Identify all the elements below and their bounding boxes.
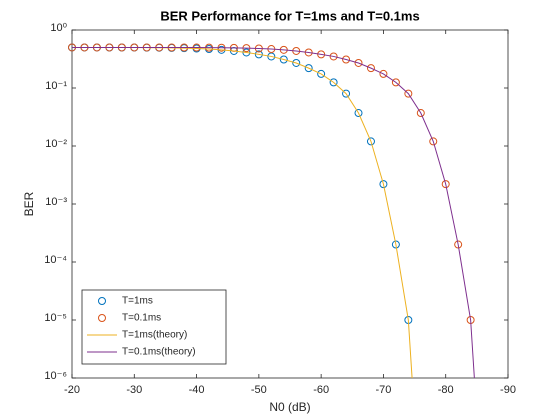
marker — [441, 180, 450, 189]
marker — [329, 78, 338, 87]
y-tick-label: 10⁻¹ — [45, 80, 67, 92]
y-axis-label: BER — [22, 191, 36, 216]
legend-label: T=0.1ms(theory) — [122, 347, 196, 358]
y-tick-label: 10⁻² — [45, 138, 67, 150]
marker — [292, 58, 301, 67]
marker — [342, 55, 351, 64]
marker — [317, 50, 326, 59]
legend-label: T=1ms — [122, 296, 153, 307]
y-tick-label: 10⁻³ — [45, 196, 67, 208]
marker — [379, 180, 388, 189]
marker — [254, 50, 263, 59]
y-tick-label: 10⁻⁵ — [44, 312, 67, 324]
x-tick-label: -80 — [438, 384, 454, 396]
x-axis-label: N0 (dB) — [269, 400, 310, 414]
marker — [329, 52, 338, 61]
marker — [354, 58, 363, 67]
chart-title: BER Performance for T=1ms and T=0.1ms — [160, 8, 419, 23]
legend-label: T=1ms(theory) — [122, 330, 187, 341]
x-tick-label: -70 — [375, 384, 391, 396]
marker — [404, 89, 413, 98]
marker — [366, 64, 375, 73]
marker — [342, 89, 351, 98]
y-tick-label: 10⁻⁴ — [44, 254, 67, 266]
marker — [391, 78, 400, 87]
marker — [379, 69, 388, 78]
marker — [366, 137, 375, 146]
marker — [354, 109, 363, 118]
marker — [454, 240, 463, 249]
marker — [429, 137, 438, 146]
y-tick-label: 10⁰ — [50, 22, 67, 34]
x-tick-label: -40 — [189, 384, 205, 396]
y-tick-label: 10⁻⁶ — [44, 370, 67, 382]
marker — [304, 64, 313, 73]
legend-marker — [98, 314, 106, 322]
marker — [317, 69, 326, 78]
marker — [391, 240, 400, 249]
x-tick-label: -30 — [126, 384, 142, 396]
legend-marker — [98, 297, 106, 305]
x-tick-label: -20 — [64, 384, 80, 396]
marker — [279, 55, 288, 64]
x-tick-label: -50 — [251, 384, 267, 396]
legend-label: T=0.1ms — [122, 313, 161, 324]
marker — [416, 109, 425, 118]
x-tick-label: -90 — [500, 384, 516, 396]
line — [72, 46, 475, 379]
x-tick-label: -60 — [313, 384, 329, 396]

------------------------------------------------------------

What to do: Reproduce the lines above verbatim, from the line with "marker — [441, 180, 450, 189]" to the line with "marker — [342, 55, 351, 64]", including both of those lines.

The result:
marker — [441, 180, 450, 189]
marker — [329, 78, 338, 87]
y-tick-label: 10⁻¹ — [45, 80, 67, 92]
y-axis-label: BER — [22, 191, 36, 216]
legend-label: T=0.1ms(theory) — [122, 347, 196, 358]
y-tick-label: 10⁻² — [45, 138, 67, 150]
marker — [292, 58, 301, 67]
marker — [342, 55, 351, 64]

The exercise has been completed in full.